(RECORDS TO PROCESS)

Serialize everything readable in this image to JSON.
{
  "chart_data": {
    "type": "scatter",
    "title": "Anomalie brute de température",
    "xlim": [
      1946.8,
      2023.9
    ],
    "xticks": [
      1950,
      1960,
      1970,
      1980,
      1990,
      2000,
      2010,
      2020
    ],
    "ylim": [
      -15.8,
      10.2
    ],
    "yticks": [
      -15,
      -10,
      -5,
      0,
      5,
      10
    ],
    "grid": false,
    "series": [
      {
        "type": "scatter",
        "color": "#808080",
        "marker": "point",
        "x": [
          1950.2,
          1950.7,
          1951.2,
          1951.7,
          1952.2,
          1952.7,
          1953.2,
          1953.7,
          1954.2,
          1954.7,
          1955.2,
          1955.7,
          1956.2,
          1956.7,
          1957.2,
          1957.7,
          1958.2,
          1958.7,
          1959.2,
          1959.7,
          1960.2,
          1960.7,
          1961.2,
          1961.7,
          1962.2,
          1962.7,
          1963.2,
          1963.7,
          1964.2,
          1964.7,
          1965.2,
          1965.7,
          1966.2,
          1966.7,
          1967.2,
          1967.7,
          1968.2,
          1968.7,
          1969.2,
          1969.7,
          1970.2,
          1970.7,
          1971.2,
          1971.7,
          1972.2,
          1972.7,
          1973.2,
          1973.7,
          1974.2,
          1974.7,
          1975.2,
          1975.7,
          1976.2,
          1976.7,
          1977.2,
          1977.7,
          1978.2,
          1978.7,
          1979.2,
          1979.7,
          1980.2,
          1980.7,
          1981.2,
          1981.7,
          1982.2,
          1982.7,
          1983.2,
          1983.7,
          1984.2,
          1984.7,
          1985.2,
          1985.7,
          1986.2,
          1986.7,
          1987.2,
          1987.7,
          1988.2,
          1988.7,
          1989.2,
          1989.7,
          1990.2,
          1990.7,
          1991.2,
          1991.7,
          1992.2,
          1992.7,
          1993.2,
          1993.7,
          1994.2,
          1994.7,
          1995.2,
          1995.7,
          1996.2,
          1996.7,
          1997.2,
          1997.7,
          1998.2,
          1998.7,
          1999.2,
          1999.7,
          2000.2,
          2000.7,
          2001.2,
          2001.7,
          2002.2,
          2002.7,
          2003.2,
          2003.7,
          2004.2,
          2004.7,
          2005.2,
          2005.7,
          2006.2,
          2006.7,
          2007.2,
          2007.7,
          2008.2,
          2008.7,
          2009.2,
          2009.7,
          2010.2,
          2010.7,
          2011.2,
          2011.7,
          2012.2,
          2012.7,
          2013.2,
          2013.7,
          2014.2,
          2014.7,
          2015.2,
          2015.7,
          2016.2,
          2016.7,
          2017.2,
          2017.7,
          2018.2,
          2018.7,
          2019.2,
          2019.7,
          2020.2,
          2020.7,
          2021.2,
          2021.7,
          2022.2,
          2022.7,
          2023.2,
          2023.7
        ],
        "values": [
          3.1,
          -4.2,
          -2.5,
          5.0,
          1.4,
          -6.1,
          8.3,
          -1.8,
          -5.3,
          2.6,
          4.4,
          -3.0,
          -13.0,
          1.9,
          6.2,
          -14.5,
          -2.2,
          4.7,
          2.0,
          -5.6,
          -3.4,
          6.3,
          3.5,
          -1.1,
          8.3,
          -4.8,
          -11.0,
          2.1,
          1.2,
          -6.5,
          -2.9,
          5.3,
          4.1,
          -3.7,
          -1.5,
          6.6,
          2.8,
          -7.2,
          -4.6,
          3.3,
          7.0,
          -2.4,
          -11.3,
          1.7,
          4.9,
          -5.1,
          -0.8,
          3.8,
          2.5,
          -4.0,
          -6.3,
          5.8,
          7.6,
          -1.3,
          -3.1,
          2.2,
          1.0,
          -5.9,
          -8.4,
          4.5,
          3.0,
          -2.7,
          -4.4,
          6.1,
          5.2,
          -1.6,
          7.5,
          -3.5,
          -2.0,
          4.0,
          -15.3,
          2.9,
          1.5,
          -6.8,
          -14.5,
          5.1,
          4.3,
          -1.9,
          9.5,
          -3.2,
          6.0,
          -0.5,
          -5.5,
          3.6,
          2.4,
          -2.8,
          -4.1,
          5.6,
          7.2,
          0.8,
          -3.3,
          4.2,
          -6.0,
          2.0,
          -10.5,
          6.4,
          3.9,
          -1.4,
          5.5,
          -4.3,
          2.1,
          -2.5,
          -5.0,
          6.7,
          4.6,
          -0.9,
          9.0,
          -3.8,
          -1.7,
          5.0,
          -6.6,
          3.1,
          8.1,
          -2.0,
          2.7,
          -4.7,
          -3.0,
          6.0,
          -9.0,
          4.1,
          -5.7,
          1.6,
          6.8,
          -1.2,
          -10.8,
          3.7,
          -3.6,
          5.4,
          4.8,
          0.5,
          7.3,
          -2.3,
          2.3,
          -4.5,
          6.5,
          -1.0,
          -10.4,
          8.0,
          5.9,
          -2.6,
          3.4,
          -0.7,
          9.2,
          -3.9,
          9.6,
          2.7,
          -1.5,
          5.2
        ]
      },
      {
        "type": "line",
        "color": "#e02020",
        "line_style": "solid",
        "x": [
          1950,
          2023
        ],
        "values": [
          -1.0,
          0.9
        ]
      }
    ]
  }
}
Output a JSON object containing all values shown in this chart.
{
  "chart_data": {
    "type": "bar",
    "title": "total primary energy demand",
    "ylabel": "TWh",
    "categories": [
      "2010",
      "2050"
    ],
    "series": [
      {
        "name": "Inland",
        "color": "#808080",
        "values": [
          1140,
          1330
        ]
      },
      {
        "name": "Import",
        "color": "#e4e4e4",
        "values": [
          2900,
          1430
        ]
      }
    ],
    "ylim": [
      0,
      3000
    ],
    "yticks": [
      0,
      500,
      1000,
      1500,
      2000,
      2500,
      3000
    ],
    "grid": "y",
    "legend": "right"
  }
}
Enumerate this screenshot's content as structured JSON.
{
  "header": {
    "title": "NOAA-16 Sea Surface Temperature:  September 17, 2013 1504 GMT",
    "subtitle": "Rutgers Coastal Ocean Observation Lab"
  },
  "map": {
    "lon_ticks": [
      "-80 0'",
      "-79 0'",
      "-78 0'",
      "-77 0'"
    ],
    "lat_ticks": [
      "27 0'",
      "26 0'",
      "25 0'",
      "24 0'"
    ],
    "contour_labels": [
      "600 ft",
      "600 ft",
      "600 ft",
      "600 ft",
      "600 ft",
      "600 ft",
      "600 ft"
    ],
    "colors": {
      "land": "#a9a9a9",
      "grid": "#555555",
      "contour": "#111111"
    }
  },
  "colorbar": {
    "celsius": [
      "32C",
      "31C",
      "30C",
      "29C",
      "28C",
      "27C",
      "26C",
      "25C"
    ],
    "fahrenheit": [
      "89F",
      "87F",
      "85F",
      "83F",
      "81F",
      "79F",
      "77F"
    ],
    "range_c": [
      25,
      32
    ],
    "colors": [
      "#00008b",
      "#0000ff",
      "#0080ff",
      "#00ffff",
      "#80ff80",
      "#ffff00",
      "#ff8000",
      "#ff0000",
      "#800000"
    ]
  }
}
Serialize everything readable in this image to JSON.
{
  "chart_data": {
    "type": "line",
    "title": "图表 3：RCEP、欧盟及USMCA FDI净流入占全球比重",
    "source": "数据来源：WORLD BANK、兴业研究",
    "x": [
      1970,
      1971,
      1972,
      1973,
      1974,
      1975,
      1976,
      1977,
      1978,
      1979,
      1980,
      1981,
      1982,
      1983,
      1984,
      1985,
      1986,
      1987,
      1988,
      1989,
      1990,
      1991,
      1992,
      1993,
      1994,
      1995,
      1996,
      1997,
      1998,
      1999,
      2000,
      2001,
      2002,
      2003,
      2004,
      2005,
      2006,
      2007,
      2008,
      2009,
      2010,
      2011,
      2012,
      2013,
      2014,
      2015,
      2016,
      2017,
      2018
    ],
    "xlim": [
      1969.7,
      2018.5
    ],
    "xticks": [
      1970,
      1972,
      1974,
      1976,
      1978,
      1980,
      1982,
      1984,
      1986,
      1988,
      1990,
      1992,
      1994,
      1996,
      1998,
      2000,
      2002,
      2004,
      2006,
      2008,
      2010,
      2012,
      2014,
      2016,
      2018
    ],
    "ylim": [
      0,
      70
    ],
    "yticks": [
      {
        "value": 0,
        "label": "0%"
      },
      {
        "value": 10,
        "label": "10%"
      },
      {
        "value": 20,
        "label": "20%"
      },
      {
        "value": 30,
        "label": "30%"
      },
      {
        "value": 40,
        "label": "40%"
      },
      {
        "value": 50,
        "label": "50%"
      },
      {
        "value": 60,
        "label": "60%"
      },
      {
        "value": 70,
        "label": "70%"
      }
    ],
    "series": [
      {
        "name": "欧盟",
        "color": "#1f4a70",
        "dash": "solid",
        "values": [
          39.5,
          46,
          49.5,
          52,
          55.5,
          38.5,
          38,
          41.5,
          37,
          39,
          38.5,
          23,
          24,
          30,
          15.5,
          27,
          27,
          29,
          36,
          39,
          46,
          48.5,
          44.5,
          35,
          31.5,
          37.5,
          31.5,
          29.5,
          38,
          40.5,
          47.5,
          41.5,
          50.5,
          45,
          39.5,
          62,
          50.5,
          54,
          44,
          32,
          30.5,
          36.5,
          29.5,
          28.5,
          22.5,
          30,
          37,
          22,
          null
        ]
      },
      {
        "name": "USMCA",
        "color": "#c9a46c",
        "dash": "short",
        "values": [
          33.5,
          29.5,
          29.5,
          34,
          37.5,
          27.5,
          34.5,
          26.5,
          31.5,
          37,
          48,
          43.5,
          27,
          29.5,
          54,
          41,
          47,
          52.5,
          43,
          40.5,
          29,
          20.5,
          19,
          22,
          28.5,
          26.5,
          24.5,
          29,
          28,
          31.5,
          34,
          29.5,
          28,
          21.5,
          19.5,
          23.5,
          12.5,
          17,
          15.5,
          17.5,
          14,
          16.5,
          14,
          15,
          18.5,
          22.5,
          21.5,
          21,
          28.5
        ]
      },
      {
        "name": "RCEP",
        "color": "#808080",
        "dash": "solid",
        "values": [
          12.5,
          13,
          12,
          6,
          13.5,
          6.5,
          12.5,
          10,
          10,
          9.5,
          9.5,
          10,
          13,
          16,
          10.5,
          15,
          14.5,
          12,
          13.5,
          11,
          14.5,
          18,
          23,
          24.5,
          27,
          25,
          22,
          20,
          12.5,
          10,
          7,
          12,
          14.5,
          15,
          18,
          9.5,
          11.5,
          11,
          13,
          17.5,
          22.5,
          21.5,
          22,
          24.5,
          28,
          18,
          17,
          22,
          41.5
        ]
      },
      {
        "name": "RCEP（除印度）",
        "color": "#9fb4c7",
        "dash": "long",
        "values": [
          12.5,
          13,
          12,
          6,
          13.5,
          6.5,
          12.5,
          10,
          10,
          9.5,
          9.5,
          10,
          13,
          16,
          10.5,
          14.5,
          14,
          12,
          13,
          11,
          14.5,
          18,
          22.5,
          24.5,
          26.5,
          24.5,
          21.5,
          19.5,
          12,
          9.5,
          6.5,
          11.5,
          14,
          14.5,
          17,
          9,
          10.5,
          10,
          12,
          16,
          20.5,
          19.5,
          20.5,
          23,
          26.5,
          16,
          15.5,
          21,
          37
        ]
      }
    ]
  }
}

(JOB) Return each line of the listing that holds the string "RCEP".

(IN RESPONSE)
    "title": "图表 3：RCEP、欧盟及USMCA FDI净流入占全球比重",
        "name": "RCEP",
        "name": "RCEP（除印度）",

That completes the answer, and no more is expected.